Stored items
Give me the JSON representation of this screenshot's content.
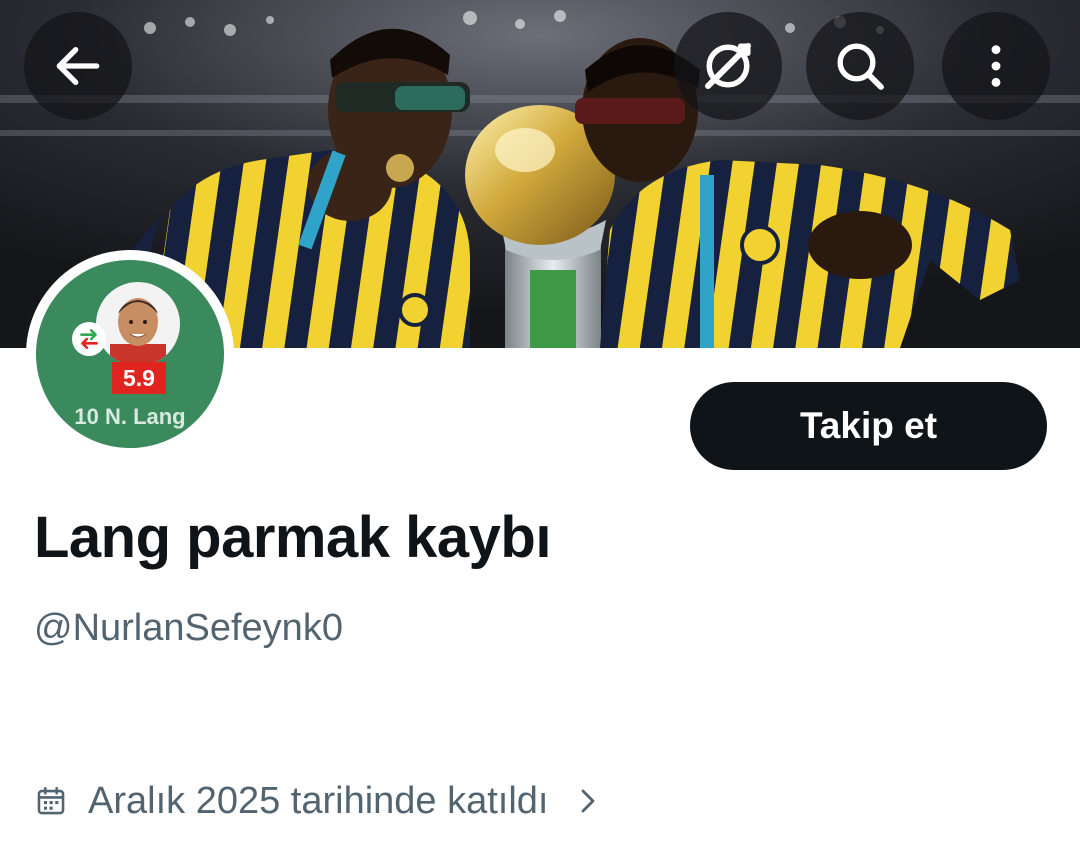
{
  "header": {
    "back_icon": "arrow-left-icon",
    "grok_icon": "grok-icon",
    "search_icon": "search-icon",
    "more_icon": "more-vertical-icon"
  },
  "banner": {
    "description_colors": {
      "jersey_yellow": "#f2d230",
      "jersey_navy": "#16213f"
    }
  },
  "avatar": {
    "rating": "5.9",
    "player_label": "10 N. Lang",
    "rating_color": "#e0241f",
    "background_color": "#3b8a5e"
  },
  "profile": {
    "follow_label": "Takip et",
    "display_name": "Lang parmak kaybı",
    "handle": "@NurlanSefeynk0",
    "joined_text": "Aralık 2025 tarihinde katıldı",
    "calendar_icon": "calendar-icon",
    "chevron_icon": "chevron-right-icon"
  },
  "colors": {
    "primary_text": "#0f1419",
    "secondary_text": "#536471",
    "button_bg": "#0f1419"
  }
}
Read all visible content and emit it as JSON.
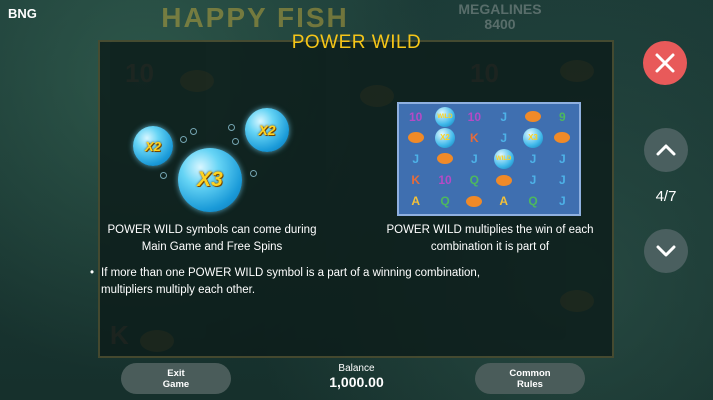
{
  "brand": "BNG",
  "background": {
    "logo": "HAPPY FISH",
    "megalines_label": "MEGALINES",
    "megalines_value": "8400"
  },
  "title": "POWER WILD",
  "bubbles": [
    {
      "label": "X2"
    },
    {
      "label": "X2"
    },
    {
      "label": "X3"
    }
  ],
  "grid": {
    "rows": [
      [
        "10",
        "WILD",
        "10",
        "J",
        "fish",
        "9"
      ],
      [
        "fish",
        "X2",
        "K",
        "J",
        "X3",
        "fish"
      ],
      [
        "J",
        "fish",
        "J",
        "WILD",
        "J",
        "J"
      ],
      [
        "K",
        "10",
        "Q",
        "fish",
        "J",
        "J"
      ],
      [
        "A",
        "Q",
        "fish",
        "A",
        "Q",
        "J"
      ]
    ]
  },
  "desc_left_line1": "POWER WILD symbols can come during",
  "desc_left_line2": "Main Game and Free Spins",
  "desc_right_line1": "POWER WILD multiplies the win of each",
  "desc_right_line2": "combination it is part of",
  "bullet_dot": "•",
  "bullet_line1": "If more than one POWER WILD symbol is a part of a winning combination,",
  "bullet_line2": "multipliers multiply each other.",
  "nav": {
    "page_counter": "4/7",
    "close_icon": "close-icon",
    "up_icon": "chevron-up-icon",
    "down_icon": "chevron-down-icon"
  },
  "bottom": {
    "exit_line1": "Exit",
    "exit_line2": "Game",
    "balance_label": "Balance",
    "balance_value": "1,000.00",
    "rules_line1": "Common",
    "rules_line2": "Rules"
  },
  "colors": {
    "title": "#f5c518",
    "close": "#e85a5a",
    "nav": "#4a5f5f"
  }
}
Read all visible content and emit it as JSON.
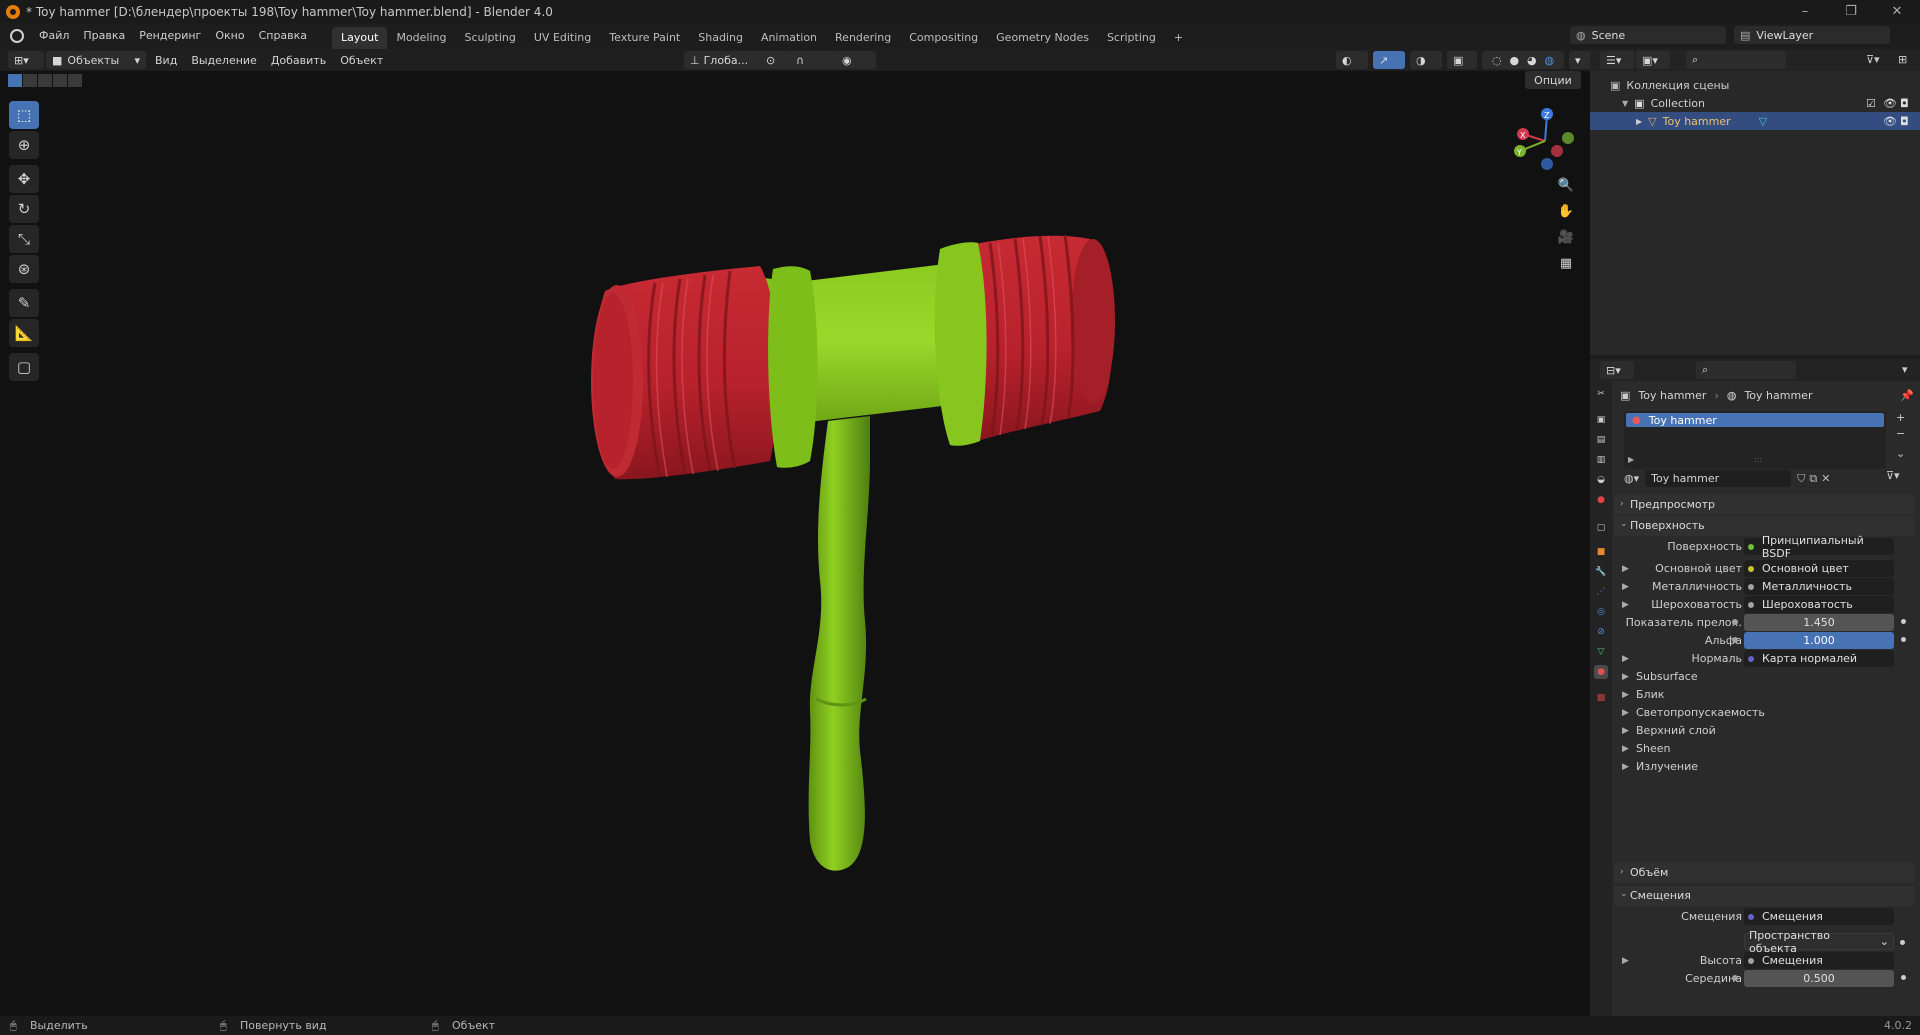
{
  "titlebar": {
    "title": "* Toy hammer [D:\\блендер\\проекты 198\\Toy hammer\\Toy hammer.blend] - Blender 4.0",
    "controls": [
      "–",
      "❐",
      "✕"
    ]
  },
  "menu": [
    "Файл",
    "Правка",
    "Рендеринг",
    "Окно",
    "Справка"
  ],
  "workspaces": [
    "Layout",
    "Modeling",
    "Sculpting",
    "UV Editing",
    "Texture Paint",
    "Shading",
    "Animation",
    "Rendering",
    "Compositing",
    "Geometry Nodes",
    "Scripting"
  ],
  "active_workspace": "Layout",
  "add_workspace": "+",
  "scene": {
    "label": "Scene",
    "view_layer": "ViewLayer"
  },
  "viewport_header": {
    "mode": "Объекты",
    "menus": [
      "Вид",
      "Выделение",
      "Добавить",
      "Объект"
    ],
    "orientation": "Глоба...",
    "options": "Опции"
  },
  "outliner": {
    "root": "Коллекция сцены",
    "collection": "Collection",
    "object": "Toy hammer"
  },
  "properties": {
    "breadcrumb": [
      "Toy hammer",
      "Toy hammer"
    ],
    "slot": "Toy hammer",
    "material_name": "Toy hammer",
    "sections": {
      "preview": "Предпросмотр",
      "surface": "Поверхность",
      "volume": "Объём",
      "displacement": "Смещения"
    },
    "rows": [
      {
        "label": "Поверхность",
        "value": "Принципиальный BSDF",
        "kind": "link",
        "dot": "#6fbf3a"
      },
      {
        "label": "Основной цвет",
        "value": "Основной цвет",
        "kind": "link",
        "dot": "#c7c729",
        "arrow": true
      },
      {
        "label": "Металличность",
        "value": "Металличность",
        "kind": "link",
        "dot": "#a1a1a1",
        "arrow": true
      },
      {
        "label": "Шероховатость",
        "value": "Шероховатость",
        "kind": "link",
        "dot": "#a1a1a1",
        "arrow": true
      },
      {
        "label": "Показатель прело...",
        "value": "1.450",
        "kind": "num",
        "dot": "#a1a1a1"
      },
      {
        "label": "Альфа",
        "value": "1.000",
        "kind": "blue",
        "dot": "#a1a1a1"
      },
      {
        "label": "Нормаль",
        "value": "Карта нормалей",
        "kind": "link",
        "dot": "#6363c7",
        "arrow": true
      }
    ],
    "subpanels": [
      "Subsurface",
      "Блик",
      "Светопропускаемость",
      "Верхний слой",
      "Sheen",
      "Излучение"
    ],
    "displacement_rows": [
      {
        "label": "Смещения",
        "value": "Смещения",
        "kind": "link",
        "dot": "#6363c7"
      },
      {
        "label": "",
        "value": "Пространство объекта",
        "kind": "dropdown"
      },
      {
        "label": "Высота",
        "value": "Смещения",
        "kind": "link",
        "dot": "#a1a1a1",
        "arrow": true
      },
      {
        "label": "Середина",
        "value": "0.500",
        "kind": "num",
        "dot": "#a1a1a1"
      }
    ]
  },
  "statusbar": {
    "items": [
      "Выделить",
      "Повернуть вид",
      "Объект"
    ],
    "version": "4.0.2"
  },
  "colors": {
    "accent": "#4772b3",
    "hammer_head": "#b0202a",
    "hammer_body": "#7ec21a",
    "viewport_bg": "#111111"
  }
}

Exercise: Copy the data exactly. Any picture it contains is to be omitted.

Output of the exercise:
Give me the JSON representation of this screenshot's content.
{
  "header": {
    "back_icon": "arrow-left-icon",
    "grok_icon": "grok-icon",
    "search_icon": "search-icon",
    "more_icon": "more-vertical-icon"
  },
  "banner": {
    "description_colors": {
      "jersey_yellow": "#f2d230",
      "jersey_navy": "#16213f"
    }
  },
  "avatar": {
    "rating": "5.9",
    "player_label": "10 N. Lang",
    "rating_color": "#e0241f",
    "background_color": "#3b8a5e"
  },
  "profile": {
    "follow_label": "Takip et",
    "display_name": "Lang parmak kaybı",
    "handle": "@NurlanSefeynk0",
    "joined_text": "Aralık 2025 tarihinde katıldı",
    "calendar_icon": "calendar-icon",
    "chevron_icon": "chevron-right-icon"
  },
  "colors": {
    "primary_text": "#0f1419",
    "secondary_text": "#536471",
    "button_bg": "#0f1419"
  }
}
Read all visible content and emit it as JSON.
{
  "brand": "BNG",
  "background": {
    "logo": "HAPPY FISH",
    "megalines_label": "MEGALINES",
    "megalines_value": "8400"
  },
  "title": "POWER WILD",
  "bubbles": [
    {
      "label": "X2"
    },
    {
      "label": "X2"
    },
    {
      "label": "X3"
    }
  ],
  "grid": {
    "rows": [
      [
        "10",
        "WILD",
        "10",
        "J",
        "fish",
        "9"
      ],
      [
        "fish",
        "X2",
        "K",
        "J",
        "X3",
        "fish"
      ],
      [
        "J",
        "fish",
        "J",
        "WILD",
        "J",
        "J"
      ],
      [
        "K",
        "10",
        "Q",
        "fish",
        "J",
        "J"
      ],
      [
        "A",
        "Q",
        "fish",
        "A",
        "Q",
        "J"
      ]
    ]
  },
  "desc_left_line1": "POWER WILD symbols can come during",
  "desc_left_line2": "Main Game and Free Spins",
  "desc_right_line1": "POWER WILD multiplies the win of each",
  "desc_right_line2": "combination it is part of",
  "bullet_dot": "•",
  "bullet_line1": "If more than one POWER WILD symbol is a part of a winning combination,",
  "bullet_line2": "multipliers multiply each other.",
  "nav": {
    "page_counter": "4/7",
    "close_icon": "close-icon",
    "up_icon": "chevron-up-icon",
    "down_icon": "chevron-down-icon"
  },
  "bottom": {
    "exit_line1": "Exit",
    "exit_line2": "Game",
    "balance_label": "Balance",
    "balance_value": "1,000.00",
    "rules_line1": "Common",
    "rules_line2": "Rules"
  },
  "colors": {
    "title": "#f5c518",
    "close": "#e85a5a",
    "nav": "#4a5f5f"
  }
}
Read all visible content and emit it as JSON.
{
  "titlebar": {
    "title": "* Toy hammer [D:\\блендер\\проекты 198\\Toy hammer\\Toy hammer.blend] - Blender 4.0",
    "controls": [
      "–",
      "❐",
      "✕"
    ]
  },
  "menu": [
    "Файл",
    "Правка",
    "Рендеринг",
    "Окно",
    "Справка"
  ],
  "workspaces": [
    "Layout",
    "Modeling",
    "Sculpting",
    "UV Editing",
    "Texture Paint",
    "Shading",
    "Animation",
    "Rendering",
    "Compositing",
    "Geometry Nodes",
    "Scripting"
  ],
  "active_workspace": "Layout",
  "add_workspace": "+",
  "scene": {
    "label": "Scene",
    "view_layer": "ViewLayer"
  },
  "viewport_header": {
    "mode": "Объекты",
    "menus": [
      "Вид",
      "Выделение",
      "Добавить",
      "Объект"
    ],
    "orientation": "Глоба...",
    "options": "Опции"
  },
  "outliner": {
    "root": "Коллекция сцены",
    "collection": "Collection",
    "object": "Toy hammer"
  },
  "properties": {
    "breadcrumb": [
      "Toy hammer",
      "Toy hammer"
    ],
    "slot": "Toy hammer",
    "material_name": "Toy hammer",
    "sections": {
      "preview": "Предпросмотр",
      "surface": "Поверхность",
      "volume": "Объём",
      "displacement": "Смещения"
    },
    "rows": [
      {
        "label": "Поверхность",
        "value": "Принципиальный BSDF",
        "kind": "link",
        "dot": "#6fbf3a"
      },
      {
        "label": "Основной цвет",
        "value": "Основной цвет",
        "kind": "link",
        "dot": "#c7c729",
        "arrow": true
      },
      {
        "label": "Металличность",
        "value": "Металличность",
        "kind": "link",
        "dot": "#a1a1a1",
        "arrow": true
      },
      {
        "label": "Шероховатость",
        "value": "Шероховатость",
        "kind": "link",
        "dot": "#a1a1a1",
        "arrow": true
      },
      {
        "label": "Показатель прело...",
        "value": "1.450",
        "kind": "num",
        "dot": "#a1a1a1"
      },
      {
        "label": "Альфа",
        "value": "1.000",
        "kind": "blue",
        "dot": "#a1a1a1"
      },
      {
        "label": "Нормаль",
        "value": "Карта нормалей",
        "kind": "link",
        "dot": "#6363c7",
        "arrow": true
      }
    ],
    "subpanels": [
      "Subsurface",
      "Блик",
      "Светопропускаемость",
      "Верхний слой",
      "Sheen",
      "Излучение"
    ],
    "displacement_rows": [
      {
        "label": "Смещения",
        "value": "Смещения",
        "kind": "link",
        "dot": "#6363c7"
      },
      {
        "label": "",
        "value": "Пространство объекта",
        "kind": "dropdown"
      },
      {
        "label": "Высота",
        "value": "Смещения",
        "kind": "link",
        "dot": "#a1a1a1",
        "arrow": true
      },
      {
        "label": "Середина",
        "value": "0.500",
        "kind": "num",
        "dot": "#a1a1a1"
      }
    ]
  },
  "statusbar": {
    "items": [
      "Выделить",
      "Повернуть вид",
      "Объект"
    ],
    "version": "4.0.2"
  },
  "colors": {
    "accent": "#4772b3",
    "hammer_head": "#b0202a",
    "hammer_body": "#7ec21a",
    "viewport_bg": "#111111"
  }
}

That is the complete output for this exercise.